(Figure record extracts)
>>
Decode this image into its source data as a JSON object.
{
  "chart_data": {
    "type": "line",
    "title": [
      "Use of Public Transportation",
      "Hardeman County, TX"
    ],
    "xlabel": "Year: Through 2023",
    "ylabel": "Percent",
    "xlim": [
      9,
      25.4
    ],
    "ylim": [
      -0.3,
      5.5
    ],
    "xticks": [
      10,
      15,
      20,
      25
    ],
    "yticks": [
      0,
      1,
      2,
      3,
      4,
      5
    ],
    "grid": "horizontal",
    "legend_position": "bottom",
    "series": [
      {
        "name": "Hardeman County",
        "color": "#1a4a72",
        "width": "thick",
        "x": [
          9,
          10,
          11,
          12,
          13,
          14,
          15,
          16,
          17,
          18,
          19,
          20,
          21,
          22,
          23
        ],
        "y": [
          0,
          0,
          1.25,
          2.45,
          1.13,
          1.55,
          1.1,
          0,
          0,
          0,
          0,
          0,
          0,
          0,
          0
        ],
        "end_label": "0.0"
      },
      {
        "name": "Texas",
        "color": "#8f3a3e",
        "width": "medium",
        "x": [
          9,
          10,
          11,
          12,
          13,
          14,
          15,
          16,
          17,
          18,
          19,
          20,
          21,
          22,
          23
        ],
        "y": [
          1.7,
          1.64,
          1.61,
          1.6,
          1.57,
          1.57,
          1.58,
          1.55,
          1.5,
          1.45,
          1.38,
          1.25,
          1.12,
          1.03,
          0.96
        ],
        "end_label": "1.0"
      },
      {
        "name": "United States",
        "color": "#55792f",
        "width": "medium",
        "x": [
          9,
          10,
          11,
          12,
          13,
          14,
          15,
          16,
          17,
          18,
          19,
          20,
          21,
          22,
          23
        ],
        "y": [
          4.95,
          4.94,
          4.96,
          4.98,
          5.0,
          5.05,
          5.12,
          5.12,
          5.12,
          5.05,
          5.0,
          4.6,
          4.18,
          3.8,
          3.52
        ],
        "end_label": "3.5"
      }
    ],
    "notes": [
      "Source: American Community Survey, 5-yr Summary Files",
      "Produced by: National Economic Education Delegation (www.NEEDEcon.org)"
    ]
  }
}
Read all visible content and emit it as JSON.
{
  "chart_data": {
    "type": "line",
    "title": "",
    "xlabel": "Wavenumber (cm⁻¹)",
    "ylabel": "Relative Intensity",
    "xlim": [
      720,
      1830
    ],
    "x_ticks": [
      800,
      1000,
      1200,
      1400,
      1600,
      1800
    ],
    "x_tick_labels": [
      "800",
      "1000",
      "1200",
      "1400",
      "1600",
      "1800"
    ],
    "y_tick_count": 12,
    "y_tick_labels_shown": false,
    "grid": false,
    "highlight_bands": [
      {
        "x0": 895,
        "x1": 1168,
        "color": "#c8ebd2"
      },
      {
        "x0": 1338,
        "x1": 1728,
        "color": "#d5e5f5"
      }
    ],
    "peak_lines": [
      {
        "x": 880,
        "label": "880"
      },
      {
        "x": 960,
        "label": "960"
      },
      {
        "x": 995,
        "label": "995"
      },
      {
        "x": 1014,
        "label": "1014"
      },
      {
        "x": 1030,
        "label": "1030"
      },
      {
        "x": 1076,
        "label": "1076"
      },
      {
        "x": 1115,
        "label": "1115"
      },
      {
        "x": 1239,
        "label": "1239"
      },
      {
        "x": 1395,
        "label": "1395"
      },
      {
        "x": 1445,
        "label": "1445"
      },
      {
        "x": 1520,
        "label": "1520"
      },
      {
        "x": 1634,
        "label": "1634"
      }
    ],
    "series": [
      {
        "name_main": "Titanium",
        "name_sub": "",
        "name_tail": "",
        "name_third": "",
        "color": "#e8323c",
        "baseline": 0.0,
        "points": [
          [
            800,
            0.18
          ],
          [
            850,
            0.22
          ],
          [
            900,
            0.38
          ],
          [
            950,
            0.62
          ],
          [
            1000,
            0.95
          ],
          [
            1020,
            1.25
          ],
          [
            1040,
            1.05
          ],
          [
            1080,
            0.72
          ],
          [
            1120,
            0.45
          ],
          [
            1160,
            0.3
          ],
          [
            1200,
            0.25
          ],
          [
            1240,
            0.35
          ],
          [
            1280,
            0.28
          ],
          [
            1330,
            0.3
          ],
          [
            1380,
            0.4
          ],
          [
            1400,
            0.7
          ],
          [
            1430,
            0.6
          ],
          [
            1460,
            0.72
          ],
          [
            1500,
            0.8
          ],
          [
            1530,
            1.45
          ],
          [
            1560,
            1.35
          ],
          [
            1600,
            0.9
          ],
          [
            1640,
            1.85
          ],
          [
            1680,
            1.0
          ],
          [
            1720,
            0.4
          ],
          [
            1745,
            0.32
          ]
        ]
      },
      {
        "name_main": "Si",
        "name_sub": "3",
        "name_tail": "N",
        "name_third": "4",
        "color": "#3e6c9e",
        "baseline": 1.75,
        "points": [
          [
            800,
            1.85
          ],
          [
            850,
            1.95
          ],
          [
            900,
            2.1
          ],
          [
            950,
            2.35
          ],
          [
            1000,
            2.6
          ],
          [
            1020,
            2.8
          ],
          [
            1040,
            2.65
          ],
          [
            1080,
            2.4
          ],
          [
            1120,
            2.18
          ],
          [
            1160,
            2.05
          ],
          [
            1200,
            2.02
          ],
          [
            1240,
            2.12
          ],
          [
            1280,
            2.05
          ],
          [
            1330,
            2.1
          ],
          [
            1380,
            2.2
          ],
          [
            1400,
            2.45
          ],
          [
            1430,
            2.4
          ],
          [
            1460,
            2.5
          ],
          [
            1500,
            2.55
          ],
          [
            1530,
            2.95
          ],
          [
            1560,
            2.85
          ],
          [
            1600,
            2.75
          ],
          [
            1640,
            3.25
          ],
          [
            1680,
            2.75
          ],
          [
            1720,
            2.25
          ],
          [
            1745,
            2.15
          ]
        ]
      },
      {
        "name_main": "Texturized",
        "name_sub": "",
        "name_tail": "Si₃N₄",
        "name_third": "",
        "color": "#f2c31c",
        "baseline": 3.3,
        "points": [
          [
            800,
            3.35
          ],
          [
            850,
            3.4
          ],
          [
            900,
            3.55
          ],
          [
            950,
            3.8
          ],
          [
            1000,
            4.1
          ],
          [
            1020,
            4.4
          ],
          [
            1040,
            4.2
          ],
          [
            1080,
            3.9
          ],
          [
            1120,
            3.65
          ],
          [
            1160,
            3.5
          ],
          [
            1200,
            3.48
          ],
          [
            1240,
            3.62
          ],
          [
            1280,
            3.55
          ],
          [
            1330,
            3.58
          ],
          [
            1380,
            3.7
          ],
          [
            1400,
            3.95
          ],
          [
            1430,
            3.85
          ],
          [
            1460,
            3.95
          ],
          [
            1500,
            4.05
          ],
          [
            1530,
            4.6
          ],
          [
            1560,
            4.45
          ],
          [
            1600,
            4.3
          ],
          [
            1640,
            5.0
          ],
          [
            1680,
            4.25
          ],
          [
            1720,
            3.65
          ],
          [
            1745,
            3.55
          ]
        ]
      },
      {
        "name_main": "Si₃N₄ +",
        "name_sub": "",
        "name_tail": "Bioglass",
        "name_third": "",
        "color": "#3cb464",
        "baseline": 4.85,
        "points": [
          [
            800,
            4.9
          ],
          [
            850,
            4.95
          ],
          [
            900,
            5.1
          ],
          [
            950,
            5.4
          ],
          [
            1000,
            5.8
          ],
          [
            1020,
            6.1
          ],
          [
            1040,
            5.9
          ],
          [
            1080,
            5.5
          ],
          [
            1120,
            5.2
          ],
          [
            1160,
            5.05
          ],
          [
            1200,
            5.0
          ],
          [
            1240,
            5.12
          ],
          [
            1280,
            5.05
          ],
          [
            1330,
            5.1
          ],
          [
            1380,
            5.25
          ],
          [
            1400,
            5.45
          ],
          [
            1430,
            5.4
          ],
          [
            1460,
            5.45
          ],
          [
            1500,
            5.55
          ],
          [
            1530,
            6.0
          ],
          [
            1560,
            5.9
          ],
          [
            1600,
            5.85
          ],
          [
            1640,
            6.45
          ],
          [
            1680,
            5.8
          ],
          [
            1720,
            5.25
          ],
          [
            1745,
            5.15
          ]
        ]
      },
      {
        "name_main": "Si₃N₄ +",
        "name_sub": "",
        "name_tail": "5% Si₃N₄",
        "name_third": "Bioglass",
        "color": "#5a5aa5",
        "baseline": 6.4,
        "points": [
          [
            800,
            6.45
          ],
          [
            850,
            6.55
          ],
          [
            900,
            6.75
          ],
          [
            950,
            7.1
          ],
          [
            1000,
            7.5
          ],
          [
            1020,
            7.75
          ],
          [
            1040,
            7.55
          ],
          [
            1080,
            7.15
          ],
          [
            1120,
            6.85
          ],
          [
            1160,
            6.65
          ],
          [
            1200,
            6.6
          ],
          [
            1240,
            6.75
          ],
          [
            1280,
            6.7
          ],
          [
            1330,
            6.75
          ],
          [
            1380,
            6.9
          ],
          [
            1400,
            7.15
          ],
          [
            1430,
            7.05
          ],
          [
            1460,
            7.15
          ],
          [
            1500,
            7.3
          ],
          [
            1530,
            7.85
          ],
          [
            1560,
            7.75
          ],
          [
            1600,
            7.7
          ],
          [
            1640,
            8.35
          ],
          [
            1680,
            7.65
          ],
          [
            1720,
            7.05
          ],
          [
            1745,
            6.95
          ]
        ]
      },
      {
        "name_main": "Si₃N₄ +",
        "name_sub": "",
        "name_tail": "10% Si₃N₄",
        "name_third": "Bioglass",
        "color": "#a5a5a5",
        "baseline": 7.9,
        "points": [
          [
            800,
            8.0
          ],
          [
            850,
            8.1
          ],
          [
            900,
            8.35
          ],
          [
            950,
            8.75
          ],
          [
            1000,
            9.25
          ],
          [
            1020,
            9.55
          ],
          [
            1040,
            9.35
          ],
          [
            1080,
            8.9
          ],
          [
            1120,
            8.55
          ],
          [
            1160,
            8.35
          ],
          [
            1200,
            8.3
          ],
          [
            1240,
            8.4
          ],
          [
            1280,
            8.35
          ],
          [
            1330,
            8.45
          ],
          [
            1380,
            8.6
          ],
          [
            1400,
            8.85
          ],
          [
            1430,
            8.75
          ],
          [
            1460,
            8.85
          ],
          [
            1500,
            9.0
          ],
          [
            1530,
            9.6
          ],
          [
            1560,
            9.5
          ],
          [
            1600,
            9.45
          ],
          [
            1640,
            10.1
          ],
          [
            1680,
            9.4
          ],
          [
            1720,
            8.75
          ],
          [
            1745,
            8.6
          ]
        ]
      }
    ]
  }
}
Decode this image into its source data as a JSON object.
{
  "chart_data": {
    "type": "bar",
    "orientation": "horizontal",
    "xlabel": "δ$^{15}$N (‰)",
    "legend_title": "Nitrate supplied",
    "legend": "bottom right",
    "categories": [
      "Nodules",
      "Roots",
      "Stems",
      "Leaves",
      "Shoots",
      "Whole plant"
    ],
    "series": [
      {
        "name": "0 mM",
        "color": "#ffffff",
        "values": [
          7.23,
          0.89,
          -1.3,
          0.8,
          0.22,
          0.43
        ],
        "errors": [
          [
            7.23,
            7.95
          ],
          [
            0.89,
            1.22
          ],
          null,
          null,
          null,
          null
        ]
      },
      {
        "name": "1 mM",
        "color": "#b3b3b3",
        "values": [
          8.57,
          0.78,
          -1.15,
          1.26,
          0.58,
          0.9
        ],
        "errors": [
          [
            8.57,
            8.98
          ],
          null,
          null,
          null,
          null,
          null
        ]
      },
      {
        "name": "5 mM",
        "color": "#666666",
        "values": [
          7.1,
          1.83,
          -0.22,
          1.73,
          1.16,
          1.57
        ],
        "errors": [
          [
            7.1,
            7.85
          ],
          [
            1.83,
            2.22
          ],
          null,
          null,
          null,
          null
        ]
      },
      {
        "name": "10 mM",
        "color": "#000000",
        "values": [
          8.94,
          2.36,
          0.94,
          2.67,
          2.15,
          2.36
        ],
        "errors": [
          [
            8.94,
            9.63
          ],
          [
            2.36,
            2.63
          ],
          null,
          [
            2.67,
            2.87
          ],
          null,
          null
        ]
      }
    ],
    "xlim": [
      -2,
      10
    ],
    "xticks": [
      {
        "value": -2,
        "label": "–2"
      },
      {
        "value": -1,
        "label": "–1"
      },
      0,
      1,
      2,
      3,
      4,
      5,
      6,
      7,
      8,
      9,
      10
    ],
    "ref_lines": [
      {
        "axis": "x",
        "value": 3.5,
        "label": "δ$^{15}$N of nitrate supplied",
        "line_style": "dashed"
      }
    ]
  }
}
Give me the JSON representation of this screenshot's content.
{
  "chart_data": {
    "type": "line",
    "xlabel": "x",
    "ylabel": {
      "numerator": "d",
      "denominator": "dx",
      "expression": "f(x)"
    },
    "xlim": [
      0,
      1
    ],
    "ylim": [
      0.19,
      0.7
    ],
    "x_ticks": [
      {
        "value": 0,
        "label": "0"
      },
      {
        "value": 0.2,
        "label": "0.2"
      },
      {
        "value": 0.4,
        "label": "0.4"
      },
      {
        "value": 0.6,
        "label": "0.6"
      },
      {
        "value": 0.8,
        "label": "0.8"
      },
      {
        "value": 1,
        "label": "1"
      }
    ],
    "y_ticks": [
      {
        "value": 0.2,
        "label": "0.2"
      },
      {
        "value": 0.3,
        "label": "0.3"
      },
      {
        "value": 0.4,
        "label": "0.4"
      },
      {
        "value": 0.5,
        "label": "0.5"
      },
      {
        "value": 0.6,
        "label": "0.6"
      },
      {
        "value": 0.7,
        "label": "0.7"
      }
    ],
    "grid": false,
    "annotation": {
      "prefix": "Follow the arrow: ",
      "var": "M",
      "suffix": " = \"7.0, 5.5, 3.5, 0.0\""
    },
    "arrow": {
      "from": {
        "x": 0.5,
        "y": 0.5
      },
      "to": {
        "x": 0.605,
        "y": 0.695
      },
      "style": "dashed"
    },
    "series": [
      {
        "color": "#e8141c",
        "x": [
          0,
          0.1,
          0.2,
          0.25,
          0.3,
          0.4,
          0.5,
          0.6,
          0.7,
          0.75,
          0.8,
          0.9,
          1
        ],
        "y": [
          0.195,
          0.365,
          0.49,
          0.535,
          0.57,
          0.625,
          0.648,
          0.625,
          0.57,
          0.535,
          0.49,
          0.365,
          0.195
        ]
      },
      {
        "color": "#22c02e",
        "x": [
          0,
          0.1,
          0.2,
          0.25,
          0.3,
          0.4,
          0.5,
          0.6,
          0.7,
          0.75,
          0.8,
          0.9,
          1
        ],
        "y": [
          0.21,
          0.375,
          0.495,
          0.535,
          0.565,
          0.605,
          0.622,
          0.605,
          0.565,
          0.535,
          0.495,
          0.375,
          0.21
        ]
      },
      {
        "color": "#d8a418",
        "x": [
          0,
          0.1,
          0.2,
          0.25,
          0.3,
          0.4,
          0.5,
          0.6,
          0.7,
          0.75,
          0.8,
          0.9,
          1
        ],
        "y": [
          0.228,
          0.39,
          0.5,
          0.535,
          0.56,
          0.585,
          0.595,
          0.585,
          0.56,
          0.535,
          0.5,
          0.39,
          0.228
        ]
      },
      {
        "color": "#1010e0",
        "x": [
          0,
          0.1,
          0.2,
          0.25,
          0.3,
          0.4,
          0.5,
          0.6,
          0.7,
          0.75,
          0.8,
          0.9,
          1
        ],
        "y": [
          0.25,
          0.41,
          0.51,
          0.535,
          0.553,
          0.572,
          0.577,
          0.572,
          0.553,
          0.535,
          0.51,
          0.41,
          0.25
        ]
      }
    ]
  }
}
<<
WORK INSTRUCTIONS:
Check each line of the entries above for the word "County". List the ones that have it.

FULL OUTPUT:
      "Hardeman County, TX"
        "name": "Hardeman County",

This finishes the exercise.